(Data items)
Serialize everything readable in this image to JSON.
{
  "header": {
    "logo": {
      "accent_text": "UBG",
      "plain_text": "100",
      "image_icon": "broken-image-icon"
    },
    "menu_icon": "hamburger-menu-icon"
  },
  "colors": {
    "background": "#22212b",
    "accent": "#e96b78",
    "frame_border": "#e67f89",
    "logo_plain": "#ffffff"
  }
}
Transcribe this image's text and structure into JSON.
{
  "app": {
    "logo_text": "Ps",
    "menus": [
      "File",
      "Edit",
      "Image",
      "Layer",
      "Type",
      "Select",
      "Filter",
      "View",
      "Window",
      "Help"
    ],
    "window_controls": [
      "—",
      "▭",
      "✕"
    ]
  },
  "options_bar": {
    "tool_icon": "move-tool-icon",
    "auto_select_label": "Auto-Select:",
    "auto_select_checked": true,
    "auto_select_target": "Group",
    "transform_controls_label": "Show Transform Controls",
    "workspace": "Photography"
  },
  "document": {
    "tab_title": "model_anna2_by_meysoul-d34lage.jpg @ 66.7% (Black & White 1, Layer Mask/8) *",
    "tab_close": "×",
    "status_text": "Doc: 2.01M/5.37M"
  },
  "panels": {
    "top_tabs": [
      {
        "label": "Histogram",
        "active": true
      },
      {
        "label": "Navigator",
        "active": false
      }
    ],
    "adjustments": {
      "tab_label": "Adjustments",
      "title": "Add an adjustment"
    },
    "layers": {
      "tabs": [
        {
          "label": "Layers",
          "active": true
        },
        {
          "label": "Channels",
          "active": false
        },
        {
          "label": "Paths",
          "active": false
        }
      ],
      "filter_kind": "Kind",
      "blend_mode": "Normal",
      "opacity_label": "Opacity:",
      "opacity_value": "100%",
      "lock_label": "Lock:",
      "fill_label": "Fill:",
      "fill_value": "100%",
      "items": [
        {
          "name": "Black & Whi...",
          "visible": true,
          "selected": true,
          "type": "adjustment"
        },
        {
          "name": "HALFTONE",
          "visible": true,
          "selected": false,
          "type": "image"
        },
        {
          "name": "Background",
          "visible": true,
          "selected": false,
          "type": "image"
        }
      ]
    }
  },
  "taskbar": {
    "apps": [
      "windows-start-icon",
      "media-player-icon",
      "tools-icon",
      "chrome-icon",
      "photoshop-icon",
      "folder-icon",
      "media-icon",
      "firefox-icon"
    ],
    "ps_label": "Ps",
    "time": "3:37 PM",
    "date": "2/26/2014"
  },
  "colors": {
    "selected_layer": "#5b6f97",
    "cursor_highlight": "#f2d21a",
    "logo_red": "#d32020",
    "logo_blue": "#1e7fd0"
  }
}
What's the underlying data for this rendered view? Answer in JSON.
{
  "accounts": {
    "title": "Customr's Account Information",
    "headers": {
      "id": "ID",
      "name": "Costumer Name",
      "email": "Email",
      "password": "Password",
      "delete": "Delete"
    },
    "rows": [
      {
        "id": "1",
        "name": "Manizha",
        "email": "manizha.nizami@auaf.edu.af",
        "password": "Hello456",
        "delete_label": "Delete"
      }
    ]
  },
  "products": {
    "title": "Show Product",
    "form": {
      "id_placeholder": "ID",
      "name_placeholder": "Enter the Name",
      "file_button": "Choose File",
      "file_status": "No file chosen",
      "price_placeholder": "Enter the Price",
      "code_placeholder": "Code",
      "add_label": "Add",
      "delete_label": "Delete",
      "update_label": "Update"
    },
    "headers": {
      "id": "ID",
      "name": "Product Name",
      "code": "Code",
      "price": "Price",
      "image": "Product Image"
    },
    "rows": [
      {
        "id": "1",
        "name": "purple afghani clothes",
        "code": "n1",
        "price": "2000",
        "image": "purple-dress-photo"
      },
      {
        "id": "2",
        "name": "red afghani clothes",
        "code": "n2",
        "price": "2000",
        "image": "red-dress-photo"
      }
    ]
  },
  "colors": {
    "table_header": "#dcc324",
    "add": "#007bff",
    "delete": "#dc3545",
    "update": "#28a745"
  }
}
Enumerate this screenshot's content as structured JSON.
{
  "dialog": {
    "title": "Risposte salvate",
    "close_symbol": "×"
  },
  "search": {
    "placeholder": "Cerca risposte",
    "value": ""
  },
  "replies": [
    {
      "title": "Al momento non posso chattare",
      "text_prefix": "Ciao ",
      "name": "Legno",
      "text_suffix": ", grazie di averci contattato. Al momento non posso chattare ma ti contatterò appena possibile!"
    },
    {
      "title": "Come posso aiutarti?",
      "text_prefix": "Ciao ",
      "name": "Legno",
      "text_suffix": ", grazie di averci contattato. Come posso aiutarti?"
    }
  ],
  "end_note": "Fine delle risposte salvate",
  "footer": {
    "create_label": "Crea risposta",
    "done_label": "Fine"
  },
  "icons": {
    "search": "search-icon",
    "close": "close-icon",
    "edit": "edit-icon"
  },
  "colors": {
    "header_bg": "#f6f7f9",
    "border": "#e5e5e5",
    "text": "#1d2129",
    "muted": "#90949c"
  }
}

*Stated goal*
Copy all of the data exactly.

*Exercise solution*
Serialize everything readable in this image to JSON.
{
  "header": {
    "logo": {
      "accent_text": "UBG",
      "plain_text": "100",
      "image_icon": "broken-image-icon"
    },
    "menu_icon": "hamburger-menu-icon"
  },
  "colors": {
    "background": "#22212b",
    "accent": "#e96b78",
    "frame_border": "#e67f89",
    "logo_plain": "#ffffff"
  }
}
Transcribe this image's text and structure into JSON.
{
  "app": {
    "logo_text": "Ps",
    "menus": [
      "File",
      "Edit",
      "Image",
      "Layer",
      "Type",
      "Select",
      "Filter",
      "View",
      "Window",
      "Help"
    ],
    "window_controls": [
      "—",
      "▭",
      "✕"
    ]
  },
  "options_bar": {
    "tool_icon": "move-tool-icon",
    "auto_select_label": "Auto-Select:",
    "auto_select_checked": true,
    "auto_select_target": "Group",
    "transform_controls_label": "Show Transform Controls",
    "workspace": "Photography"
  },
  "document": {
    "tab_title": "model_anna2_by_meysoul-d34lage.jpg @ 66.7% (Black & White 1, Layer Mask/8) *",
    "tab_close": "×",
    "status_text": "Doc: 2.01M/5.37M"
  },
  "panels": {
    "top_tabs": [
      {
        "label": "Histogram",
        "active": true
      },
      {
        "label": "Navigator",
        "active": false
      }
    ],
    "adjustments": {
      "tab_label": "Adjustments",
      "title": "Add an adjustment"
    },
    "layers": {
      "tabs": [
        {
          "label": "Layers",
          "active": true
        },
        {
          "label": "Channels",
          "active": false
        },
        {
          "label": "Paths",
          "active": false
        }
      ],
      "filter_kind": "Kind",
      "blend_mode": "Normal",
      "opacity_label": "Opacity:",
      "opacity_value": "100%",
      "lock_label": "Lock:",
      "fill_label": "Fill:",
      "fill_value": "100%",
      "items": [
        {
          "name": "Black & Whi...",
          "visible": true,
          "selected": true,
          "type": "adjustment"
        },
        {
          "name": "HALFTONE",
          "visible": true,
          "selected": false,
          "type": "image"
        },
        {
          "name": "Background",
          "visible": true,
          "selected": false,
          "type": "image"
        }
      ]
    }
  },
  "taskbar": {
    "apps": [
      "windows-start-icon",
      "media-player-icon",
      "tools-icon",
      "chrome-icon",
      "photoshop-icon",
      "folder-icon",
      "media-icon",
      "firefox-icon"
    ],
    "ps_label": "Ps",
    "time": "3:37 PM",
    "date": "2/26/2014"
  },
  "colors": {
    "selected_layer": "#5b6f97",
    "cursor_highlight": "#f2d21a",
    "logo_red": "#d32020",
    "logo_blue": "#1e7fd0"
  }
}
What's the underlying data for this rendered view? Answer in JSON.
{
  "accounts": {
    "title": "Customr's Account Information",
    "headers": {
      "id": "ID",
      "name": "Costumer Name",
      "email": "Email",
      "password": "Password",
      "delete": "Delete"
    },
    "rows": [
      {
        "id": "1",
        "name": "Manizha",
        "email": "manizha.nizami@auaf.edu.af",
        "password": "Hello456",
        "delete_label": "Delete"
      }
    ]
  },
  "products": {
    "title": "Show Product",
    "form": {
      "id_placeholder": "ID",
      "name_placeholder": "Enter the Name",
      "file_button": "Choose File",
      "file_status": "No file chosen",
      "price_placeholder": "Enter the Price",
      "code_placeholder": "Code",
      "add_label": "Add",
      "delete_label": "Delete",
      "update_label": "Update"
    },
    "headers": {
      "id": "ID",
      "name": "Product Name",
      "code": "Code",
      "price": "Price",
      "image": "Product Image"
    },
    "rows": [
      {
        "id": "1",
        "name": "purple afghani clothes",
        "code": "n1",
        "price": "2000",
        "image": "purple-dress-photo"
      },
      {
        "id": "2",
        "name": "red afghani clothes",
        "code": "n2",
        "price": "2000",
        "image": "red-dress-photo"
      }
    ]
  },
  "colors": {
    "table_header": "#dcc324",
    "add": "#007bff",
    "delete": "#dc3545",
    "update": "#28a745"
  }
}
Enumerate this screenshot's content as structured JSON.
{
  "dialog": {
    "title": "Risposte salvate",
    "close_symbol": "×"
  },
  "search": {
    "placeholder": "Cerca risposte",
    "value": ""
  },
  "replies": [
    {
      "title": "Al momento non posso chattare",
      "text_prefix": "Ciao ",
      "name": "Legno",
      "text_suffix": ", grazie di averci contattato. Al momento non posso chattare ma ti contatterò appena possibile!"
    },
    {
      "title": "Come posso aiutarti?",
      "text_prefix": "Ciao ",
      "name": "Legno",
      "text_suffix": ", grazie di averci contattato. Come posso aiutarti?"
    }
  ],
  "end_note": "Fine delle risposte salvate",
  "footer": {
    "create_label": "Crea risposta",
    "done_label": "Fine"
  },
  "icons": {
    "search": "search-icon",
    "close": "close-icon",
    "edit": "edit-icon"
  },
  "colors": {
    "header_bg": "#f6f7f9",
    "border": "#e5e5e5",
    "text": "#1d2129",
    "muted": "#90949c"
  }
}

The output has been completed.